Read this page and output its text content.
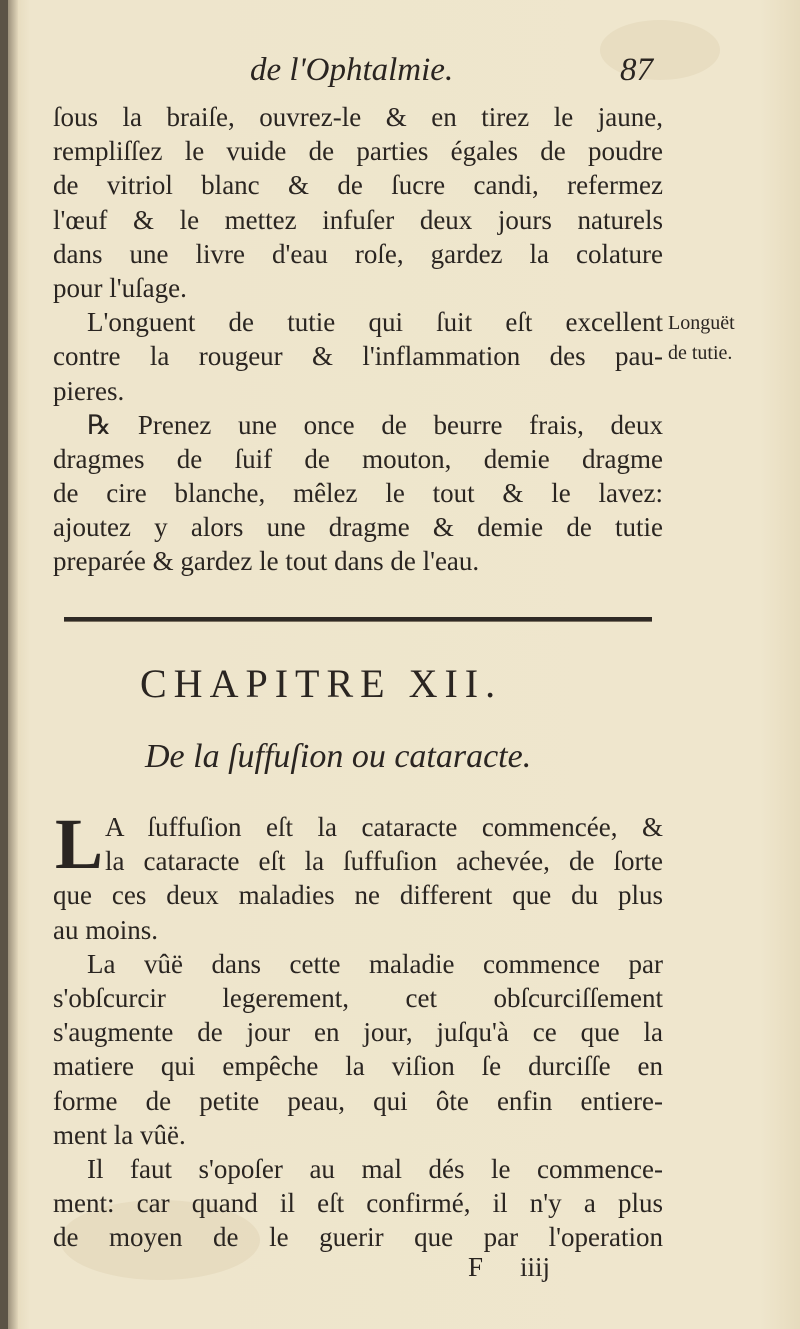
de l'Ophtalmie.	87
ſous la braiſe, ouvrez-le & en tirez le jaune,
rempliſſez le vuide de parties égales de poudre
de vitriol blanc & de ſucre candi, refermez
l'œuf & le mettez infuſer deux jours naturels
dans une livre d'eau roſe, gardez la colature
pour l'uſage.
L'onguent de tutie qui ſuit eſt excellent
contre la rougeur & l'inflammation des pau-
pieres.
℞ Prenez une once de beurre frais, deux
dragmes de ſuif de mouton, demie dragme
de cire blanche, mêlez le tout & le lavez:
ajoutez y alors une dragme & demie de tutie
preparée & gardez le tout dans de l'eau.
Longuët
de tutie.
CHAPITRE XII.
De la ſuffuſion ou cataracte.
L A ſuffuſion eſt la cataracte commencée, &
la cataracte eſt la ſuffuſion achevée, de ſorte
que ces deux maladies ne different que du plus
au moins.
La vûë dans cette maladie commence par
s'obſcurcir legerement, cet obſcurciſſement
s'augmente de jour en jour, juſqu'à ce que la
matiere qui empêche la viſion ſe durciſſe en
forme de petite peau, qui ôte enfin entiere-
ment la vûë.
Il faut s'opoſer au mal dés le commence-
ment: car quand il eſt confirmé, il n'y a plus
de moyen de le guerir que par l'operation
F iiij
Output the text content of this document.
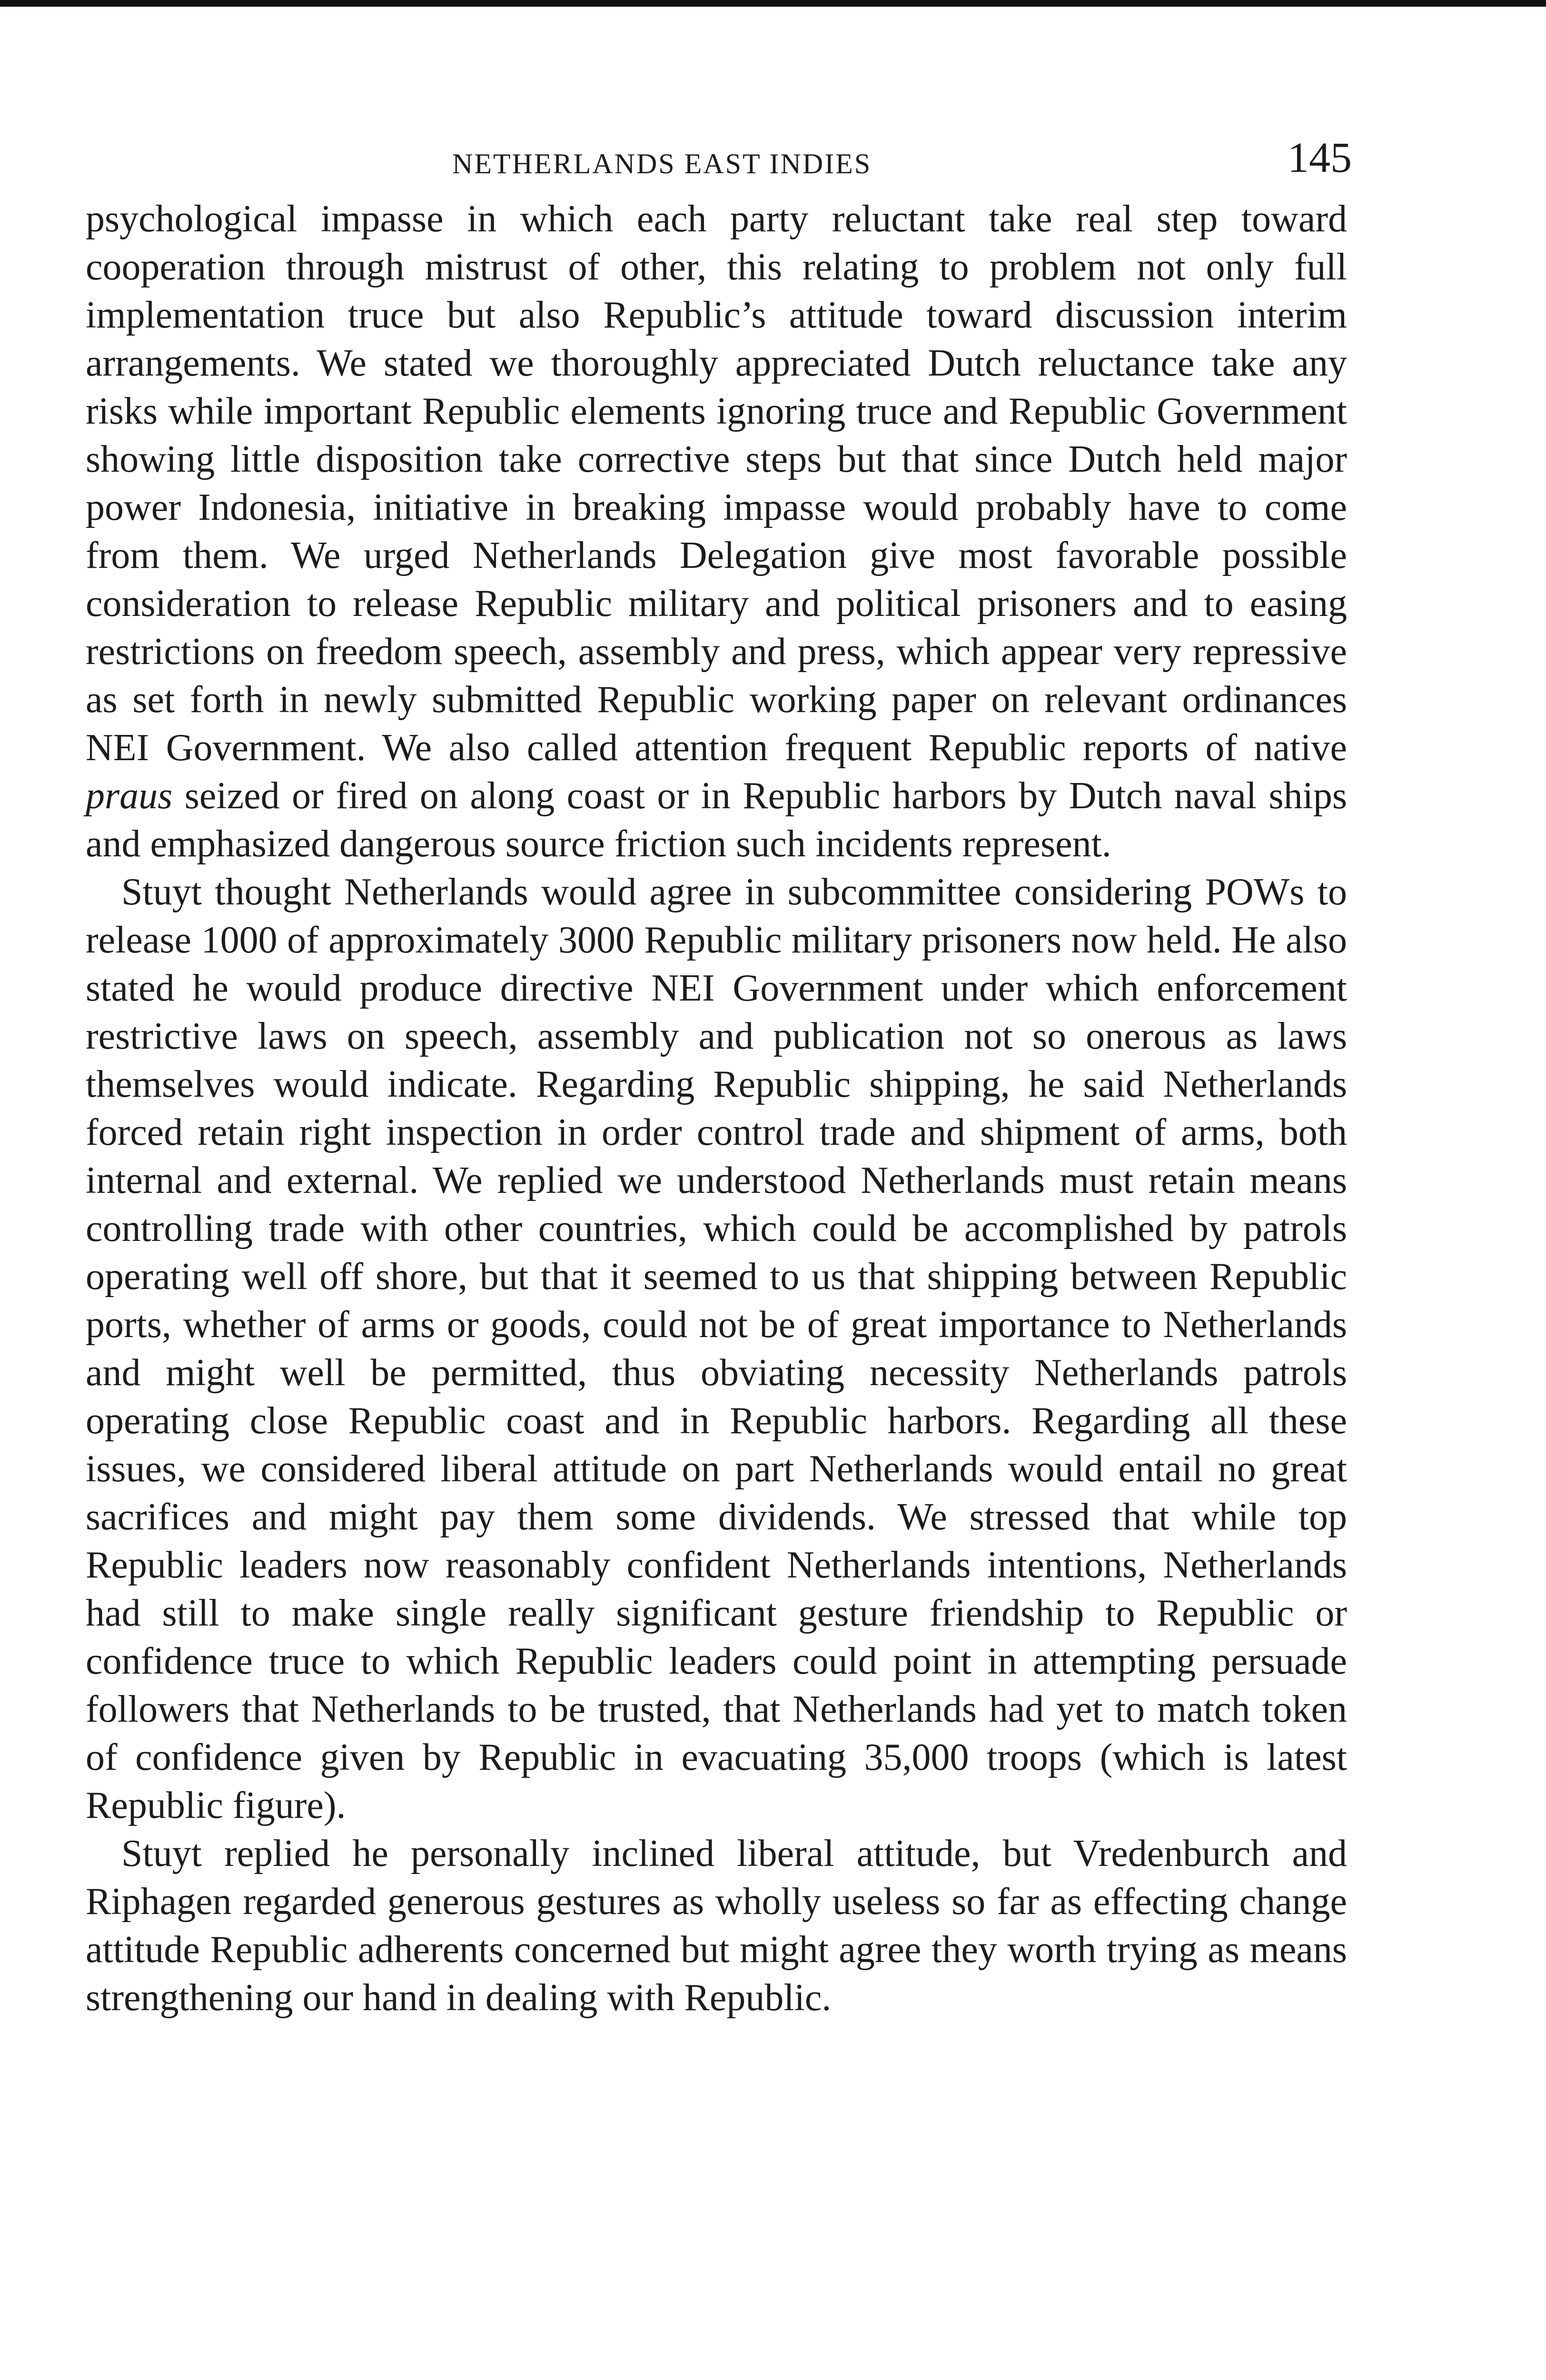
NETHERLANDS EAST INDIES	145

psychological impasse in which each party reluctant take real step toward cooperation through mistrust of other, this relating to problem not only full implementation truce but also Republic’s attitude toward discussion interim arrangements. We stated we thoroughly appreciated Dutch reluctance take any risks while important Republic elements ignoring truce and Republic Government showing little disposition take corrective steps but that since Dutch held major power Indonesia, initiative in breaking impasse would probably have to come from them. We urged Netherlands Delegation give most favorable possible consideration to release Republic military and political prisoners and to easing restrictions on freedom speech, assembly and press, which appear very repressive as set forth in newly submitted Republic working paper on relevant ordinances NEI Government. We also called attention frequent Republic reports of native praus seized or fired on along coast or in Republic harbors by Dutch naval ships and emphasized dangerous source friction such incidents represent.

Stuyt thought Netherlands would agree in subcommittee considering POWs to release 1000 of approximately 3000 Republic military prisoners now held. He also stated he would produce directive NEI Government under which enforcement restrictive laws on speech, assembly and publication not so onerous as laws themselves would indicate. Regarding Republic shipping, he said Netherlands forced retain right inspection in order control trade and shipment of arms, both internal and external. We replied we understood Netherlands must retain means controlling trade with other countries, which could be accomplished by patrols operating well off shore, but that it seemed to us that shipping between Republic ports, whether of arms or goods, could not be of great importance to Netherlands and might well be permitted, thus obviating necessity Netherlands patrols operating close Republic coast and in Republic harbors. Regarding all these issues, we considered liberal attitude on part Netherlands would entail no great sacrifices and might pay them some dividends. We stressed that while top Republic leaders now reasonably confident Netherlands intentions, Netherlands had still to make single really significant gesture friendship to Republic or confidence truce to which Republic leaders could point in attempting persuade followers that Netherlands to be trusted, that Netherlands had yet to match token of confidence given by Republic in evacuating 35,000 troops (which is latest Republic figure).

Stuyt replied he personally inclined liberal attitude, but Vredenburch and Riphagen regarded generous gestures as wholly useless so far as effecting change attitude Republic adherents concerned but might agree they worth trying as means strengthening our hand in dealing with Republic.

* _GOAL_
From the data, collect all lines where the string "cataracte" appears.

* _RESPONSE TO THIS TASK_
De la ſuffuſion ou cataracte.
L A ſuffuſion eſt la cataracte commencée, &
la cataracte eſt la ſuffuſion achevée, de ſorte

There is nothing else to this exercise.